Problem details
Reproduce all of the records exactly.
◇ ◇ ◇ ◇ ◇
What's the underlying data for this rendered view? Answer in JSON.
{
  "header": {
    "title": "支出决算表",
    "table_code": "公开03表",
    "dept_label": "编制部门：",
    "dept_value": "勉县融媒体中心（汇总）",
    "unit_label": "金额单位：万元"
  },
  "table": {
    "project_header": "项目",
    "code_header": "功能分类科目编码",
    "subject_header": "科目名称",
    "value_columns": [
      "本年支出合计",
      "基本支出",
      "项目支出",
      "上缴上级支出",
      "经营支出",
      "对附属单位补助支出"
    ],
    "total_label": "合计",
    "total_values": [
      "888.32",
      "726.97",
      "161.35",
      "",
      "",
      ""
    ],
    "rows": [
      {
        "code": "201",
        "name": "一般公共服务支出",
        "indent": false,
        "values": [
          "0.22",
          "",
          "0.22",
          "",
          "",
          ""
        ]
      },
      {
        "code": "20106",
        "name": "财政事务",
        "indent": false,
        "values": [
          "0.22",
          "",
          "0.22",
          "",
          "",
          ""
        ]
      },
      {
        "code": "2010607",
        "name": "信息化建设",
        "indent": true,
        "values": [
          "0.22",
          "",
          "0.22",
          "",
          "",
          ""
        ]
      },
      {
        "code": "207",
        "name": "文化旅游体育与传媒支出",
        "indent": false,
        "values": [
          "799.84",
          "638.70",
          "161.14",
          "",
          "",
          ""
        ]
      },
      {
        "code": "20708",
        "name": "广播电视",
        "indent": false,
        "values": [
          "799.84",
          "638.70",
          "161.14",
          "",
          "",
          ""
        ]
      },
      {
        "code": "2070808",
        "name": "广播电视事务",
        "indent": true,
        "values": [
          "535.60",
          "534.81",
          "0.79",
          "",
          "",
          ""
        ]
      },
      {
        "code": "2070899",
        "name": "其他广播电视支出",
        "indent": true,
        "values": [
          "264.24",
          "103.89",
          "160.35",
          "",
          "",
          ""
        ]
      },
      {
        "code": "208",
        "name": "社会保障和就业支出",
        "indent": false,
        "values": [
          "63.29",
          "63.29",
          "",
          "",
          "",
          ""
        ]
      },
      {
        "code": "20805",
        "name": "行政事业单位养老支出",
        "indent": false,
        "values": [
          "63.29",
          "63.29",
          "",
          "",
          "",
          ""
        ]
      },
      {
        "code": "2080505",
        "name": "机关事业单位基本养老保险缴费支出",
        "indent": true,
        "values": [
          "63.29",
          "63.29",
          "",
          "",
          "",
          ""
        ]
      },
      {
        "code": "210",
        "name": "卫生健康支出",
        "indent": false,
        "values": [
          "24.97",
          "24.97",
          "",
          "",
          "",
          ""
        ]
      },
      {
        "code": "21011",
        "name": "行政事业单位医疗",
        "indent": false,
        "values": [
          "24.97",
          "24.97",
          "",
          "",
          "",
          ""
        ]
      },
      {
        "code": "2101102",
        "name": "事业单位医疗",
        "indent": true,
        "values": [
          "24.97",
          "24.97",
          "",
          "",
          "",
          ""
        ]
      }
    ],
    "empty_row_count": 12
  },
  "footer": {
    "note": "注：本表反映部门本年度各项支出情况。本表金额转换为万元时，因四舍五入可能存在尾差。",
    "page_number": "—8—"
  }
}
◇ ◇ ◇ ◇ ◇
Completed exercise
What's the underlying data for this rendered view? Answer in JSON.
{
  "header": {
    "title": "支出决算表",
    "table_code": "公开03表",
    "dept_label": "编制部门：",
    "dept_value": "勉县融媒体中心（汇总）",
    "unit_label": "金额单位：万元"
  },
  "table": {
    "project_header": "项目",
    "code_header": "功能分类科目编码",
    "subject_header": "科目名称",
    "value_columns": [
      "本年支出合计",
      "基本支出",
      "项目支出",
      "上缴上级支出",
      "经营支出",
      "对附属单位补助支出"
    ],
    "total_label": "合计",
    "total_values": [
      "888.32",
      "726.97",
      "161.35",
      "",
      "",
      ""
    ],
    "rows": [
      {
        "code": "201",
        "name": "一般公共服务支出",
        "indent": false,
        "values": [
          "0.22",
          "",
          "0.22",
          "",
          "",
          ""
        ]
      },
      {
        "code": "20106",
        "name": "财政事务",
        "indent": false,
        "values": [
          "0.22",
          "",
          "0.22",
          "",
          "",
          ""
        ]
      },
      {
        "code": "2010607",
        "name": "信息化建设",
        "indent": true,
        "values": [
          "0.22",
          "",
          "0.22",
          "",
          "",
          ""
        ]
      },
      {
        "code": "207",
        "name": "文化旅游体育与传媒支出",
        "indent": false,
        "values": [
          "799.84",
          "638.70",
          "161.14",
          "",
          "",
          ""
        ]
      },
      {
        "code": "20708",
        "name": "广播电视",
        "indent": false,
        "values": [
          "799.84",
          "638.70",
          "161.14",
          "",
          "",
          ""
        ]
      },
      {
        "code": "2070808",
        "name": "广播电视事务",
        "indent": true,
        "values": [
          "535.60",
          "534.81",
          "0.79",
          "",
          "",
          ""
        ]
      },
      {
        "code": "2070899",
        "name": "其他广播电视支出",
        "indent": true,
        "values": [
          "264.24",
          "103.89",
          "160.35",
          "",
          "",
          ""
        ]
      },
      {
        "code": "208",
        "name": "社会保障和就业支出",
        "indent": false,
        "values": [
          "63.29",
          "63.29",
          "",
          "",
          "",
          ""
        ]
      },
      {
        "code": "20805",
        "name": "行政事业单位养老支出",
        "indent": false,
        "values": [
          "63.29",
          "63.29",
          "",
          "",
          "",
          ""
        ]
      },
      {
        "code": "2080505",
        "name": "机关事业单位基本养老保险缴费支出",
        "indent": true,
        "values": [
          "63.29",
          "63.29",
          "",
          "",
          "",
          ""
        ]
      },
      {
        "code": "210",
        "name": "卫生健康支出",
        "indent": false,
        "values": [
          "24.97",
          "24.97",
          "",
          "",
          "",
          ""
        ]
      },
      {
        "code": "21011",
        "name": "行政事业单位医疗",
        "indent": false,
        "values": [
          "24.97",
          "24.97",
          "",
          "",
          "",
          ""
        ]
      },
      {
        "code": "2101102",
        "name": "事业单位医疗",
        "indent": true,
        "values": [
          "24.97",
          "24.97",
          "",
          "",
          "",
          ""
        ]
      }
    ],
    "empty_row_count": 12
  },
  "footer": {
    "note": "注：本表反映部门本年度各项支出情况。本表金额转换为万元时，因四舍五入可能存在尾差。",
    "page_number": "—8—"
  }
}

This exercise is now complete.